(Items from a data source)
-=-=-=-=-
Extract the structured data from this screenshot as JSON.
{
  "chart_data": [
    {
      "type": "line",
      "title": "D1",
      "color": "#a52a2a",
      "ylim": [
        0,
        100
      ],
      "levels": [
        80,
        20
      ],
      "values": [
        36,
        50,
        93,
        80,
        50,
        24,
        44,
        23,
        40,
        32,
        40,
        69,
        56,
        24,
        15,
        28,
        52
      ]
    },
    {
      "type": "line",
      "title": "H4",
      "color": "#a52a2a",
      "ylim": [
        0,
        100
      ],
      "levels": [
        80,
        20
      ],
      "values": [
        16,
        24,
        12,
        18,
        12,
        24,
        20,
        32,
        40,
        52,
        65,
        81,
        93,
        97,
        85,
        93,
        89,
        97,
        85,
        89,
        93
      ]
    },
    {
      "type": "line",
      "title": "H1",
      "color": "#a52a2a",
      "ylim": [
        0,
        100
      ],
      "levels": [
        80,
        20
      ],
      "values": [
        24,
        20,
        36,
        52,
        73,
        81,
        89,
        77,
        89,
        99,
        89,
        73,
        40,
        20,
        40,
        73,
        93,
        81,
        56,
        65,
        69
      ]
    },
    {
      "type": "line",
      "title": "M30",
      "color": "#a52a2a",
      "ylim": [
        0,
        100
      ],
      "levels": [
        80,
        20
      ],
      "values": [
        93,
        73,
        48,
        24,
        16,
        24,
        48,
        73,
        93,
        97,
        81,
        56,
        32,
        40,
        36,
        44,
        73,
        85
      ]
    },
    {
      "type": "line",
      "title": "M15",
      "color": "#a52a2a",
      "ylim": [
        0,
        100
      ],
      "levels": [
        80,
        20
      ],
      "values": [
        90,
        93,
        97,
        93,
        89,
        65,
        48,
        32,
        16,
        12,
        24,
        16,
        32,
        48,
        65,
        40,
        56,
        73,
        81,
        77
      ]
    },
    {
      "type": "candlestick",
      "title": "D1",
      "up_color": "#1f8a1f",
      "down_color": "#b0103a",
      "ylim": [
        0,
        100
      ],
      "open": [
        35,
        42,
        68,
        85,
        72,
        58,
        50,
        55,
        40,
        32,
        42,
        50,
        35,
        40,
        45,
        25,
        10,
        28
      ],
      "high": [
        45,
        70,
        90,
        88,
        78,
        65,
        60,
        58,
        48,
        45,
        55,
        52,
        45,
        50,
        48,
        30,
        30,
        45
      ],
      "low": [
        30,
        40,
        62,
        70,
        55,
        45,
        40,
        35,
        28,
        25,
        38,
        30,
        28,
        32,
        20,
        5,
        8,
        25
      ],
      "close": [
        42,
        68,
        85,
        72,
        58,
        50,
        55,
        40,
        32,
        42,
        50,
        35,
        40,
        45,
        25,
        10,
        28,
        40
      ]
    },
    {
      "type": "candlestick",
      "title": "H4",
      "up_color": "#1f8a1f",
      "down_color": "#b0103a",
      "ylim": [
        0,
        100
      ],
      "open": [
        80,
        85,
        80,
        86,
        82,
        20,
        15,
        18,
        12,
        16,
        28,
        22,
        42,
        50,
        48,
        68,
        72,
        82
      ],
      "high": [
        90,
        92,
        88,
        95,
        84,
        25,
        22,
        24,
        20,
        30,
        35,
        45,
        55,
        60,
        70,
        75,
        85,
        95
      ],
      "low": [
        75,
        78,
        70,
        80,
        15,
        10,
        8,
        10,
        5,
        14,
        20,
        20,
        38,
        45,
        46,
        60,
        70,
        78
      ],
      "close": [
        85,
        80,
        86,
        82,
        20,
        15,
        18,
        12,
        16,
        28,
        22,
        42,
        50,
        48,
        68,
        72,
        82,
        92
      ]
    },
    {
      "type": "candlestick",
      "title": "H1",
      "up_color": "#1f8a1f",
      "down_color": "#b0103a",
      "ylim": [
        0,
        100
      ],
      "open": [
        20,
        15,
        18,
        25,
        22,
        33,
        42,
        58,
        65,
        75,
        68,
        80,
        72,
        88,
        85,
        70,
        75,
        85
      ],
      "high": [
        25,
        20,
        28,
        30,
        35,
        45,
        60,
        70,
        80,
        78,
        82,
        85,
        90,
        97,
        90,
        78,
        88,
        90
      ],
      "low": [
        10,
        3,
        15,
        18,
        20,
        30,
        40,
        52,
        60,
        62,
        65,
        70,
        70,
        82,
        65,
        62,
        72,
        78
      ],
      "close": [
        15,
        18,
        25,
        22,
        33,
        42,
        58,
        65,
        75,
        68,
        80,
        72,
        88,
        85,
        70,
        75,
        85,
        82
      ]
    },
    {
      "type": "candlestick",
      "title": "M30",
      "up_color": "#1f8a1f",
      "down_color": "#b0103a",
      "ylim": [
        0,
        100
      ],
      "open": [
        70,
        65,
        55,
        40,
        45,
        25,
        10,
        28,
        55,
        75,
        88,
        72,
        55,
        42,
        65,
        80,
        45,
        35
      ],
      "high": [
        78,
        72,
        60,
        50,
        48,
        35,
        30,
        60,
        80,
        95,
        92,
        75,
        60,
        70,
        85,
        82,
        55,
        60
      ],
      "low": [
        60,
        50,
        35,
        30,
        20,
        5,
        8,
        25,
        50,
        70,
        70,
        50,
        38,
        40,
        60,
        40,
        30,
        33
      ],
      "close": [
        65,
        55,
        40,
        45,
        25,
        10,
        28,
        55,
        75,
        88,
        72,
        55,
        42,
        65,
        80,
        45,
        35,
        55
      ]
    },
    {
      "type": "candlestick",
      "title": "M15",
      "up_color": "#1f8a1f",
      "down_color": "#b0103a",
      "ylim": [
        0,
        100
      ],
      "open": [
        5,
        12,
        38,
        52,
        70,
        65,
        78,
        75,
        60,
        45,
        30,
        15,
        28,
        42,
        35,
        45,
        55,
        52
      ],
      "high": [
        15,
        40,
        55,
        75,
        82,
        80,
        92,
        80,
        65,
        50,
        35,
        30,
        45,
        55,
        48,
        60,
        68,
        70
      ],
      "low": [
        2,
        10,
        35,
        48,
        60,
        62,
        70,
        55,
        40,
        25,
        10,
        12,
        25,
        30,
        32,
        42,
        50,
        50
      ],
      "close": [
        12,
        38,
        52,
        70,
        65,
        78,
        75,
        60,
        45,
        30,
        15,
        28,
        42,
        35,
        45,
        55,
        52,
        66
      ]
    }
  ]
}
-=-=-=-=-
PROMPT: Transcribe all the entries, keeping each one exactly as it is.

RESULT FOR THIS TASK:
Extract the structured data from this screenshot as JSON.
{
  "chart_data": [
    {
      "type": "line",
      "title": "D1",
      "color": "#a52a2a",
      "ylim": [
        0,
        100
      ],
      "levels": [
        80,
        20
      ],
      "values": [
        36,
        50,
        93,
        80,
        50,
        24,
        44,
        23,
        40,
        32,
        40,
        69,
        56,
        24,
        15,
        28,
        52
      ]
    },
    {
      "type": "line",
      "title": "H4",
      "color": "#a52a2a",
      "ylim": [
        0,
        100
      ],
      "levels": [
        80,
        20
      ],
      "values": [
        16,
        24,
        12,
        18,
        12,
        24,
        20,
        32,
        40,
        52,
        65,
        81,
        93,
        97,
        85,
        93,
        89,
        97,
        85,
        89,
        93
      ]
    },
    {
      "type": "line",
      "title": "H1",
      "color": "#a52a2a",
      "ylim": [
        0,
        100
      ],
      "levels": [
        80,
        20
      ],
      "values": [
        24,
        20,
        36,
        52,
        73,
        81,
        89,
        77,
        89,
        99,
        89,
        73,
        40,
        20,
        40,
        73,
        93,
        81,
        56,
        65,
        69
      ]
    },
    {
      "type": "line",
      "title": "M30",
      "color": "#a52a2a",
      "ylim": [
        0,
        100
      ],
      "levels": [
        80,
        20
      ],
      "values": [
        93,
        73,
        48,
        24,
        16,
        24,
        48,
        73,
        93,
        97,
        81,
        56,
        32,
        40,
        36,
        44,
        73,
        85
      ]
    },
    {
      "type": "line",
      "title": "M15",
      "color": "#a52a2a",
      "ylim": [
        0,
        100
      ],
      "levels": [
        80,
        20
      ],
      "values": [
        90,
        93,
        97,
        93,
        89,
        65,
        48,
        32,
        16,
        12,
        24,
        16,
        32,
        48,
        65,
        40,
        56,
        73,
        81,
        77
      ]
    },
    {
      "type": "candlestick",
      "title": "D1",
      "up_color": "#1f8a1f",
      "down_color": "#b0103a",
      "ylim": [
        0,
        100
      ],
      "open": [
        35,
        42,
        68,
        85,
        72,
        58,
        50,
        55,
        40,
        32,
        42,
        50,
        35,
        40,
        45,
        25,
        10,
        28
      ],
      "high": [
        45,
        70,
        90,
        88,
        78,
        65,
        60,
        58,
        48,
        45,
        55,
        52,
        45,
        50,
        48,
        30,
        30,
        45
      ],
      "low": [
        30,
        40,
        62,
        70,
        55,
        45,
        40,
        35,
        28,
        25,
        38,
        30,
        28,
        32,
        20,
        5,
        8,
        25
      ],
      "close": [
        42,
        68,
        85,
        72,
        58,
        50,
        55,
        40,
        32,
        42,
        50,
        35,
        40,
        45,
        25,
        10,
        28,
        40
      ]
    },
    {
      "type": "candlestick",
      "title": "H4",
      "up_color": "#1f8a1f",
      "down_color": "#b0103a",
      "ylim": [
        0,
        100
      ],
      "open": [
        80,
        85,
        80,
        86,
        82,
        20,
        15,
        18,
        12,
        16,
        28,
        22,
        42,
        50,
        48,
        68,
        72,
        82
      ],
      "high": [
        90,
        92,
        88,
        95,
        84,
        25,
        22,
        24,
        20,
        30,
        35,
        45,
        55,
        60,
        70,
        75,
        85,
        95
      ],
      "low": [
        75,
        78,
        70,
        80,
        15,
        10,
        8,
        10,
        5,
        14,
        20,
        20,
        38,
        45,
        46,
        60,
        70,
        78
      ],
      "close": [
        85,
        80,
        86,
        82,
        20,
        15,
        18,
        12,
        16,
        28,
        22,
        42,
        50,
        48,
        68,
        72,
        82,
        92
      ]
    },
    {
      "type": "candlestick",
      "title": "H1",
      "up_color": "#1f8a1f",
      "down_color": "#b0103a",
      "ylim": [
        0,
        100
      ],
      "open": [
        20,
        15,
        18,
        25,
        22,
        33,
        42,
        58,
        65,
        75,
        68,
        80,
        72,
        88,
        85,
        70,
        75,
        85
      ],
      "high": [
        25,
        20,
        28,
        30,
        35,
        45,
        60,
        70,
        80,
        78,
        82,
        85,
        90,
        97,
        90,
        78,
        88,
        90
      ],
      "low": [
        10,
        3,
        15,
        18,
        20,
        30,
        40,
        52,
        60,
        62,
        65,
        70,
        70,
        82,
        65,
        62,
        72,
        78
      ],
      "close": [
        15,
        18,
        25,
        22,
        33,
        42,
        58,
        65,
        75,
        68,
        80,
        72,
        88,
        85,
        70,
        75,
        85,
        82
      ]
    },
    {
      "type": "candlestick",
      "title": "M30",
      "up_color": "#1f8a1f",
      "down_color": "#b0103a",
      "ylim": [
        0,
        100
      ],
      "open": [
        70,
        65,
        55,
        40,
        45,
        25,
        10,
        28,
        55,
        75,
        88,
        72,
        55,
        42,
        65,
        80,
        45,
        35
      ],
      "high": [
        78,
        72,
        60,
        50,
        48,
        35,
        30,
        60,
        80,
        95,
        92,
        75,
        60,
        70,
        85,
        82,
        55,
        60
      ],
      "low": [
        60,
        50,
        35,
        30,
        20,
        5,
        8,
        25,
        50,
        70,
        70,
        50,
        38,
        40,
        60,
        40,
        30,
        33
      ],
      "close": [
        65,
        55,
        40,
        45,
        25,
        10,
        28,
        55,
        75,
        88,
        72,
        55,
        42,
        65,
        80,
        45,
        35,
        55
      ]
    },
    {
      "type": "candlestick",
      "title": "M15",
      "up_color": "#1f8a1f",
      "down_color": "#b0103a",
      "ylim": [
        0,
        100
      ],
      "open": [
        5,
        12,
        38,
        52,
        70,
        65,
        78,
        75,
        60,
        45,
        30,
        15,
        28,
        42,
        35,
        45,
        55,
        52
      ],
      "high": [
        15,
        40,
        55,
        75,
        82,
        80,
        92,
        80,
        65,
        50,
        35,
        30,
        45,
        55,
        48,
        60,
        68,
        70
      ],
      "low": [
        2,
        10,
        35,
        48,
        60,
        62,
        70,
        55,
        40,
        25,
        10,
        12,
        25,
        30,
        32,
        42,
        50,
        50
      ],
      "close": [
        12,
        38,
        52,
        70,
        65,
        78,
        75,
        60,
        45,
        30,
        15,
        28,
        42,
        35,
        45,
        55,
        52,
        66
      ]
    }
  ]
}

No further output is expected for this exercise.